(PROBLEM STATEMENT): What is the number of lines containing "after"? Give only that number.

(PROVIDED ENTRIES):
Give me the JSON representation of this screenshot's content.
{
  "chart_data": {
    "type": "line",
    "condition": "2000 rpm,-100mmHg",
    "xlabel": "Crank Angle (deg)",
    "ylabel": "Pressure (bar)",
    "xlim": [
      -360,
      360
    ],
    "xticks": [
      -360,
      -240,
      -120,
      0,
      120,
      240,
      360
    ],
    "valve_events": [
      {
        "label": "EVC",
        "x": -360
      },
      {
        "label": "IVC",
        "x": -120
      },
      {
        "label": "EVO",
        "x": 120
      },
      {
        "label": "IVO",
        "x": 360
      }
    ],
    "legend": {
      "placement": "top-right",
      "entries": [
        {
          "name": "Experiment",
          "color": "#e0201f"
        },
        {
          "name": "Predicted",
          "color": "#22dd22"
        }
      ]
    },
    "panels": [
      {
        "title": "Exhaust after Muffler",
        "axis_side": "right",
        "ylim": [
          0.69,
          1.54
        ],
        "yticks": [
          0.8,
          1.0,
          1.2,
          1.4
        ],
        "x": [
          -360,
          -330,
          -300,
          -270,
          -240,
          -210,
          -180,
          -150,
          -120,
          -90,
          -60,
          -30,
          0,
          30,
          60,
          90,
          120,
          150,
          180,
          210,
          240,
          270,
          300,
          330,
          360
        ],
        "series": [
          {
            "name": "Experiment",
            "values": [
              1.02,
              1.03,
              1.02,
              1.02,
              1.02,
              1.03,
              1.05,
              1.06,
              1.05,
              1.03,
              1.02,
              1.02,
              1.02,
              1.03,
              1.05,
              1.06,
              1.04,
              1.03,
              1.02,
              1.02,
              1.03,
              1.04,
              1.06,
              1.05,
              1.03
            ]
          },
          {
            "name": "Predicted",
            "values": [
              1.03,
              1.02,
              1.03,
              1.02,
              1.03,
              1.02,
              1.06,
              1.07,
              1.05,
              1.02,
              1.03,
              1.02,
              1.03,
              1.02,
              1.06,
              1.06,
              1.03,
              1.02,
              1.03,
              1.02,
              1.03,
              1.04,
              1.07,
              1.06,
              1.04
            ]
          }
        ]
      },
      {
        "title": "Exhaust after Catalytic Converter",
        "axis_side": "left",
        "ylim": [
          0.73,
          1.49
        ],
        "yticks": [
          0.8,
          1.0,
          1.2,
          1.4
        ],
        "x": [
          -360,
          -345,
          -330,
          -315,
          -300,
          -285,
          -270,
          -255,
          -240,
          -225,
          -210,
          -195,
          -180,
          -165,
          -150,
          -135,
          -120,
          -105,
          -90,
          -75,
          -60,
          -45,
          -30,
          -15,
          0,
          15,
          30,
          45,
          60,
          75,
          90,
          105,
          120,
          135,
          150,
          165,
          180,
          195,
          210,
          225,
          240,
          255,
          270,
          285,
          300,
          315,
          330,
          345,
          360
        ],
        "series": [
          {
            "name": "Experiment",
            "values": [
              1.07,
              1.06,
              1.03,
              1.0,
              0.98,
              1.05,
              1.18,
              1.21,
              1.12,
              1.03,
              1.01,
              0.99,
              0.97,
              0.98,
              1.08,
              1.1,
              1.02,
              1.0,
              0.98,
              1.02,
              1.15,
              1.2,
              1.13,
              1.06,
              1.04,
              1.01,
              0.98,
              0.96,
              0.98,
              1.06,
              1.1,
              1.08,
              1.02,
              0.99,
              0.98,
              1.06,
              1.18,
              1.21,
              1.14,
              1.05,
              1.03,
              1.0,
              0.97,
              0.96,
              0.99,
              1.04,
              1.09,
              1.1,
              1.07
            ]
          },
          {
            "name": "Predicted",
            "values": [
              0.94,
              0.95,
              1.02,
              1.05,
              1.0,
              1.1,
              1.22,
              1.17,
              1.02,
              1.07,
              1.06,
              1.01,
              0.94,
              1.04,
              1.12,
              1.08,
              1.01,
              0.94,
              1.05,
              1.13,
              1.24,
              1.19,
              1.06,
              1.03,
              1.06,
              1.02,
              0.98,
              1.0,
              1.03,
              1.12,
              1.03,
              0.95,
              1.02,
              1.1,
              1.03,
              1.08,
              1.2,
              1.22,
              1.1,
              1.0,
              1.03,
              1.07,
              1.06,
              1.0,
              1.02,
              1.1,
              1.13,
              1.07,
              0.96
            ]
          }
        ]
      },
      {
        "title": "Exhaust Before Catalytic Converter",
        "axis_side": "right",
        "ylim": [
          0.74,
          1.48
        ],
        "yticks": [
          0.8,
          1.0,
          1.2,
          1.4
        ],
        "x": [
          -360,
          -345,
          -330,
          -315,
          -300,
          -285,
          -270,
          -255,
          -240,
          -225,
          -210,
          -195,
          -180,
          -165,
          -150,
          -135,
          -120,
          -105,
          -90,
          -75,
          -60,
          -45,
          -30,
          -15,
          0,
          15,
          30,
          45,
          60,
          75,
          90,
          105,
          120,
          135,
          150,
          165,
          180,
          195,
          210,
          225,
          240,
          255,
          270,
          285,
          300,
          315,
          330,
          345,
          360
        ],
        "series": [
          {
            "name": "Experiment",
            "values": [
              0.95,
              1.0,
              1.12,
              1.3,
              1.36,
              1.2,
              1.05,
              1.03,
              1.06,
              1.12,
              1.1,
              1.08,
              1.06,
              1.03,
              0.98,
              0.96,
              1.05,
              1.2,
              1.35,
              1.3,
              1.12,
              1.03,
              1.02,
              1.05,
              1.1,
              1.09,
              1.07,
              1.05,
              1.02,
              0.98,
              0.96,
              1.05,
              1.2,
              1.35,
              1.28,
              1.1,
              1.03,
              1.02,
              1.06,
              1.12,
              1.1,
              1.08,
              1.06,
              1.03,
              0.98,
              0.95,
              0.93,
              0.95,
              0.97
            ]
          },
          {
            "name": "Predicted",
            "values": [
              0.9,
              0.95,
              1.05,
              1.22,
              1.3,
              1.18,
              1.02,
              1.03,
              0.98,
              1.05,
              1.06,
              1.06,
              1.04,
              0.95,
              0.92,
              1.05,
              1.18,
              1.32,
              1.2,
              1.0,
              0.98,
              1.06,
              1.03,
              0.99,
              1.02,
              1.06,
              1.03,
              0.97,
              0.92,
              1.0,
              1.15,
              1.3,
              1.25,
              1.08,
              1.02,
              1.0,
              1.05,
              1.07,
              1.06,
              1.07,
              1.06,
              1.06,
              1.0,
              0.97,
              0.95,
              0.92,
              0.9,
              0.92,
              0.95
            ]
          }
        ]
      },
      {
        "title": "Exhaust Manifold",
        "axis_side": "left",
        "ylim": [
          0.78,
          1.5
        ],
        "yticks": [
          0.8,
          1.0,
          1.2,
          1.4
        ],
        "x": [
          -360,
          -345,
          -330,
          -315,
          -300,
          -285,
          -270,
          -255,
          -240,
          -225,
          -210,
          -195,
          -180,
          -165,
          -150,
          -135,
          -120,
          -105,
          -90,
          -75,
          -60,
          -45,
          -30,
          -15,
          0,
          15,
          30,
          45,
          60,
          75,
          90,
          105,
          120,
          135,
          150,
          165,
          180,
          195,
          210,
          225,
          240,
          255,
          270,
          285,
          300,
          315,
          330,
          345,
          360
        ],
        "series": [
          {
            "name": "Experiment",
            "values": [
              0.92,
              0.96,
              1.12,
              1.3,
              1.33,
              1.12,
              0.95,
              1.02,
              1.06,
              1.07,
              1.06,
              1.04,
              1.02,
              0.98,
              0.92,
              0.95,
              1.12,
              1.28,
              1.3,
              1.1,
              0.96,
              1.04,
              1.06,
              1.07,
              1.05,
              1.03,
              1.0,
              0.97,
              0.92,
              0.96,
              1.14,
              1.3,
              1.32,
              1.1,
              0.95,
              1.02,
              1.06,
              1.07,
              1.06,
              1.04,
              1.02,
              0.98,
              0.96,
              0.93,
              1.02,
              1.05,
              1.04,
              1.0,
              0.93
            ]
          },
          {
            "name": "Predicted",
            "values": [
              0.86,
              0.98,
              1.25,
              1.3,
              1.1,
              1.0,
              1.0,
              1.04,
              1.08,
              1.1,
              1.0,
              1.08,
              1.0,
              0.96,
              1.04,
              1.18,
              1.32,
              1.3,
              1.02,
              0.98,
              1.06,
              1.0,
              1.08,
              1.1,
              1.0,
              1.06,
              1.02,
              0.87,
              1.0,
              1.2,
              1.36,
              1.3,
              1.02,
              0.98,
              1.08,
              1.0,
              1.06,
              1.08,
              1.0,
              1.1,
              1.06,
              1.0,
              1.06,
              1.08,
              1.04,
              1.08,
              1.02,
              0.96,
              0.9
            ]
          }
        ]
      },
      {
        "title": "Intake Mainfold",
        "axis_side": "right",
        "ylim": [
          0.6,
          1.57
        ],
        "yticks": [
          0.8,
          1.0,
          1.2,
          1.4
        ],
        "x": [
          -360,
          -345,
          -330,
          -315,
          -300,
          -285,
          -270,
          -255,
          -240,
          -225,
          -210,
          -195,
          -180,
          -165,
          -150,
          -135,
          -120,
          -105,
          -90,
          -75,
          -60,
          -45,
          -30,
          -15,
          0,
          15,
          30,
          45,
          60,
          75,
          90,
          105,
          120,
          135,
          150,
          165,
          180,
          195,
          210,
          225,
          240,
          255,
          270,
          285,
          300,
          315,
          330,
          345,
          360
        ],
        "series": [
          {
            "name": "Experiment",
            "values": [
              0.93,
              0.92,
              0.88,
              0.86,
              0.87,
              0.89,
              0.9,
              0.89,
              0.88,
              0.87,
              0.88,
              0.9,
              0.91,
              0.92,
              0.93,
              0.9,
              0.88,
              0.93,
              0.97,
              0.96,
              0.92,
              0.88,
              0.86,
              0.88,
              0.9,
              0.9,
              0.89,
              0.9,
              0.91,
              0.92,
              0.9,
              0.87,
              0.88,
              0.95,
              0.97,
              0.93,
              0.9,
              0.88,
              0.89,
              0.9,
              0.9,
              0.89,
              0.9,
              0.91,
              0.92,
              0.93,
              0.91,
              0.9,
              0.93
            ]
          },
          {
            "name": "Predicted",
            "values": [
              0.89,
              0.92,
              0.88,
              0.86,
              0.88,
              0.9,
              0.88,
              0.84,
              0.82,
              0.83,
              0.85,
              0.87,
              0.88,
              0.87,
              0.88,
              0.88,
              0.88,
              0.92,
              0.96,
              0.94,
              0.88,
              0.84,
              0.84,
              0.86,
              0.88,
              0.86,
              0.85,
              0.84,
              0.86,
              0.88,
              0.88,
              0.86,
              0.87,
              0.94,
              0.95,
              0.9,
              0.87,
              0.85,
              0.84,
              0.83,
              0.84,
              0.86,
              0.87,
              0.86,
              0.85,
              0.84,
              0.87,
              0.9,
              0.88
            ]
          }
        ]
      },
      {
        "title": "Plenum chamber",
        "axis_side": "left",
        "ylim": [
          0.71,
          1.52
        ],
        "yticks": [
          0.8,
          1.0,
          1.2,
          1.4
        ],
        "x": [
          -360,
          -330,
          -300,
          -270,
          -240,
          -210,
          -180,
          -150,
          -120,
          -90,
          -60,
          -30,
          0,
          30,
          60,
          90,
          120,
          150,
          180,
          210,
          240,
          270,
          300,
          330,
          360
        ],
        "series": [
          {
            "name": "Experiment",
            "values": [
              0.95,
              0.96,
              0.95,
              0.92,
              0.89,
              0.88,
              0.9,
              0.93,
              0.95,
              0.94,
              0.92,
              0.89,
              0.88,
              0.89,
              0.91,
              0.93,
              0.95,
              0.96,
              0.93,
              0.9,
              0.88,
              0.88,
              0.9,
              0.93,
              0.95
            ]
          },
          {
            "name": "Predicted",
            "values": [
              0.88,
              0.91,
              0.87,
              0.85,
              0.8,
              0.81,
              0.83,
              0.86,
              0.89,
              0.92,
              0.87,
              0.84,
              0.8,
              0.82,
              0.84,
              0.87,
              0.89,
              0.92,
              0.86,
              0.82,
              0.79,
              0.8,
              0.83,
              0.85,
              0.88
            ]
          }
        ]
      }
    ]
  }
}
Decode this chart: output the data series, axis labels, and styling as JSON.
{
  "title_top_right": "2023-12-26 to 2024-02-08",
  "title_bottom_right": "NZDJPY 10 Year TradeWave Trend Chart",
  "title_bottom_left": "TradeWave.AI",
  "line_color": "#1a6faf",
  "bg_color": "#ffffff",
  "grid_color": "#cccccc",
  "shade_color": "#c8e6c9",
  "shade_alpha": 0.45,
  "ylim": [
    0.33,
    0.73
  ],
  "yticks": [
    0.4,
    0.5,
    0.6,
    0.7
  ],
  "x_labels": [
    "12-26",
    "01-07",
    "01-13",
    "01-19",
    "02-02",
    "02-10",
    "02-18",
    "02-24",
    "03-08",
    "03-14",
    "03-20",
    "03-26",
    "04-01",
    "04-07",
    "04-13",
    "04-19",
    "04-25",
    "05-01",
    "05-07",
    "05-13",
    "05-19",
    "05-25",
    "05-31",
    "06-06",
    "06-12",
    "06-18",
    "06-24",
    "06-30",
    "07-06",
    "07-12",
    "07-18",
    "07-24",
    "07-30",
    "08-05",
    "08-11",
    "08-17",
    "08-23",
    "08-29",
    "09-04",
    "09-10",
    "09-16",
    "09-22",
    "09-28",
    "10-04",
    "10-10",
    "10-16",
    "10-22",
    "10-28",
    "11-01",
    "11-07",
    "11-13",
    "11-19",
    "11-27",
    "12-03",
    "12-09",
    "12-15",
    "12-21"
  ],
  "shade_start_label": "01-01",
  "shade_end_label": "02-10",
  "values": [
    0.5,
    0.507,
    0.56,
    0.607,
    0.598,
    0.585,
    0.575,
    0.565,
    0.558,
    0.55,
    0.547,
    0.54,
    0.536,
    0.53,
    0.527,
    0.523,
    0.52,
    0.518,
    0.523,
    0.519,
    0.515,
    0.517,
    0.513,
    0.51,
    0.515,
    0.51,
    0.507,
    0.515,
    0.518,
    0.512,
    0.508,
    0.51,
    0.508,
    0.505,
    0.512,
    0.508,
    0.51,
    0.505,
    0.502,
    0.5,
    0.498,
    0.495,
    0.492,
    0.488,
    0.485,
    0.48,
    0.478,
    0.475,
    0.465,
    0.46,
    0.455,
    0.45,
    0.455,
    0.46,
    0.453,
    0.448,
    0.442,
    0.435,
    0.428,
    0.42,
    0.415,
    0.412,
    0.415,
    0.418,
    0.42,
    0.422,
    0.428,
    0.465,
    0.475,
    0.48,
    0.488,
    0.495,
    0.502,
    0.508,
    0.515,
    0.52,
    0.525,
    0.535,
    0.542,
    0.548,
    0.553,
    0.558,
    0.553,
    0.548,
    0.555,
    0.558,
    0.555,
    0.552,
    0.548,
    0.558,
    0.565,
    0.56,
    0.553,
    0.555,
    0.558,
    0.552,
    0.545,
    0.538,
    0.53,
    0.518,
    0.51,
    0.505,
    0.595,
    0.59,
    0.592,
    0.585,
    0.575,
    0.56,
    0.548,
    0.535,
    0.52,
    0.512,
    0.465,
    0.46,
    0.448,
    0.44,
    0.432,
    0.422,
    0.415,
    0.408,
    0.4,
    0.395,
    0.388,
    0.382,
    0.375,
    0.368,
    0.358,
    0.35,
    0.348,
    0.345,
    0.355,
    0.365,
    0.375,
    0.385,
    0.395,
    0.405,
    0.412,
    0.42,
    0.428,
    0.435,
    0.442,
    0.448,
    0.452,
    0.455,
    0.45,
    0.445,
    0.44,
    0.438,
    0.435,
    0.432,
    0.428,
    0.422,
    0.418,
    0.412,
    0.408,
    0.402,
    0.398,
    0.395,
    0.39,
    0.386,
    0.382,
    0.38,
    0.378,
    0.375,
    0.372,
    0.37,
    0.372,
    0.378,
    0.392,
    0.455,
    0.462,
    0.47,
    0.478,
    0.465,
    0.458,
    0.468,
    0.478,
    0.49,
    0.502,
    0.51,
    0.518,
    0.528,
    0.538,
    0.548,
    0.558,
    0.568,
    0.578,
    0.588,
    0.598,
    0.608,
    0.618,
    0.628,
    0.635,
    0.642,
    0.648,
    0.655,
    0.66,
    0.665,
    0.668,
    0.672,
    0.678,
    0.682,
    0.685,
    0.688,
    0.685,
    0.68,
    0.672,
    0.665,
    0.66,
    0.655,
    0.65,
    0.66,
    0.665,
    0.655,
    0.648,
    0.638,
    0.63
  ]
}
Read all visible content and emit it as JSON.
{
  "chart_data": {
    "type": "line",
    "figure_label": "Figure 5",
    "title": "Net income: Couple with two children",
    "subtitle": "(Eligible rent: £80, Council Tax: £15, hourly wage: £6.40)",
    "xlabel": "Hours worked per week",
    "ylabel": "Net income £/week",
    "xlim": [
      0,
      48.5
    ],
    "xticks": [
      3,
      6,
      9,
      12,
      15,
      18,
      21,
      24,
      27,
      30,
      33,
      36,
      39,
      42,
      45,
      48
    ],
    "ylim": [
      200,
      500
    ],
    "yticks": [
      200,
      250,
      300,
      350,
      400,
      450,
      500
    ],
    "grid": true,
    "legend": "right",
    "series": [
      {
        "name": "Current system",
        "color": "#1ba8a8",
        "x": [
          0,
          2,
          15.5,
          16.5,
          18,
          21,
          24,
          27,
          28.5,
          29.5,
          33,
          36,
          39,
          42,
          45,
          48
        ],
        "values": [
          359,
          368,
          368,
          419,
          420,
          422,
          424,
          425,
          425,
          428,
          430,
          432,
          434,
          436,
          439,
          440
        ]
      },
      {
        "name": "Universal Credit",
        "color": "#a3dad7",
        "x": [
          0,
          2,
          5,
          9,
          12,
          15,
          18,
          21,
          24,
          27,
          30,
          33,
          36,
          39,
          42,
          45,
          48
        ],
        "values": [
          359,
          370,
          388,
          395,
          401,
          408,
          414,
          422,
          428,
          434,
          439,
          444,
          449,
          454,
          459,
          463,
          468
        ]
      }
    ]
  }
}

(RESULT OF THIS TASK): 2